__REQUIRED WORK__
Go through the entries below and print each one exactly, leaving out pictures.

Data records:
━━━━

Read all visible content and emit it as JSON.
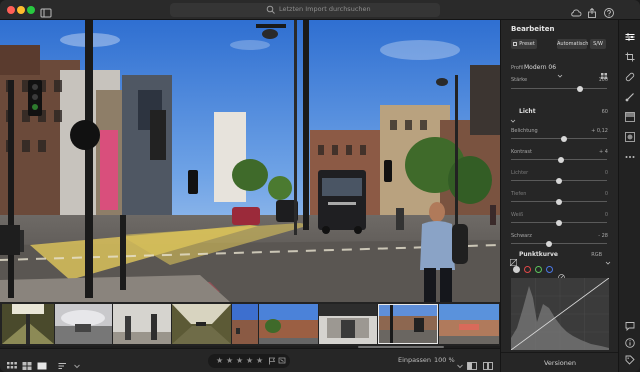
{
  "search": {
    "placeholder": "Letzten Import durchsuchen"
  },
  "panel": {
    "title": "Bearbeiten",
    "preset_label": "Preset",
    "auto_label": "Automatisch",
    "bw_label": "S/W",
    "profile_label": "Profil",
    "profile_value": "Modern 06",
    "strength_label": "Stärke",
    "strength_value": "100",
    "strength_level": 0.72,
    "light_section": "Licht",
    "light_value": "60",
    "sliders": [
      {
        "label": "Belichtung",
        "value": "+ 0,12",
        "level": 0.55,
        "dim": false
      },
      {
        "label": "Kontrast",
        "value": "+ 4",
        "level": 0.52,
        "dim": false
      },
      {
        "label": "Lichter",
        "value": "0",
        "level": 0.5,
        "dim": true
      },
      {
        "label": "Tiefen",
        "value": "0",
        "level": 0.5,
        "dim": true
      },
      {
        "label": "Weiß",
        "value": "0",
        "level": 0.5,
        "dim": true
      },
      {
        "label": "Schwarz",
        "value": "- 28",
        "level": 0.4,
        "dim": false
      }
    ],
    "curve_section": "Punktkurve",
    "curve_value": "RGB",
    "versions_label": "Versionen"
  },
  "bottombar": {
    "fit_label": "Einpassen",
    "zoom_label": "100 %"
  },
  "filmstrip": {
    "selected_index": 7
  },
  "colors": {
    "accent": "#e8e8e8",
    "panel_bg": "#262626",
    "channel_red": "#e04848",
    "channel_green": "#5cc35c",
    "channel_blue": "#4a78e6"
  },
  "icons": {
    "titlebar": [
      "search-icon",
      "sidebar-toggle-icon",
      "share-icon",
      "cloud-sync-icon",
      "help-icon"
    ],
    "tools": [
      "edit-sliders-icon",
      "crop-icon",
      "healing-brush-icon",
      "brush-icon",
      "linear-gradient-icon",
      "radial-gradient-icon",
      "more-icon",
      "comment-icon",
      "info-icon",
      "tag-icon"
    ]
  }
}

━━━━

__FULL OUTPUT__
Read all visible content and emit it as JSON.
{
  "search": {
    "placeholder": "Letzten Import durchsuchen"
  },
  "panel": {
    "title": "Bearbeiten",
    "preset_label": "Preset",
    "auto_label": "Automatisch",
    "bw_label": "S/W",
    "profile_label": "Profil",
    "profile_value": "Modern 06",
    "strength_label": "Stärke",
    "strength_value": "100",
    "strength_level": 0.72,
    "light_section": "Licht",
    "light_value": "60",
    "sliders": [
      {
        "label": "Belichtung",
        "value": "+ 0,12",
        "level": 0.55,
        "dim": false
      },
      {
        "label": "Kontrast",
        "value": "+ 4",
        "level": 0.52,
        "dim": false
      },
      {
        "label": "Lichter",
        "value": "0",
        "level": 0.5,
        "dim": true
      },
      {
        "label": "Tiefen",
        "value": "0",
        "level": 0.5,
        "dim": true
      },
      {
        "label": "Weiß",
        "value": "0",
        "level": 0.5,
        "dim": true
      },
      {
        "label": "Schwarz",
        "value": "- 28",
        "level": 0.4,
        "dim": false
      }
    ],
    "curve_section": "Punktkurve",
    "curve_value": "RGB",
    "versions_label": "Versionen"
  },
  "bottombar": {
    "fit_label": "Einpassen",
    "zoom_label": "100 %"
  },
  "filmstrip": {
    "selected_index": 7
  },
  "colors": {
    "accent": "#e8e8e8",
    "panel_bg": "#262626",
    "channel_red": "#e04848",
    "channel_green": "#5cc35c",
    "channel_blue": "#4a78e6"
  },
  "icons": {
    "titlebar": [
      "search-icon",
      "sidebar-toggle-icon",
      "share-icon",
      "cloud-sync-icon",
      "help-icon"
    ],
    "tools": [
      "edit-sliders-icon",
      "crop-icon",
      "healing-brush-icon",
      "brush-icon",
      "linear-gradient-icon",
      "radial-gradient-icon",
      "more-icon",
      "comment-icon",
      "info-icon",
      "tag-icon"
    ]
  }
}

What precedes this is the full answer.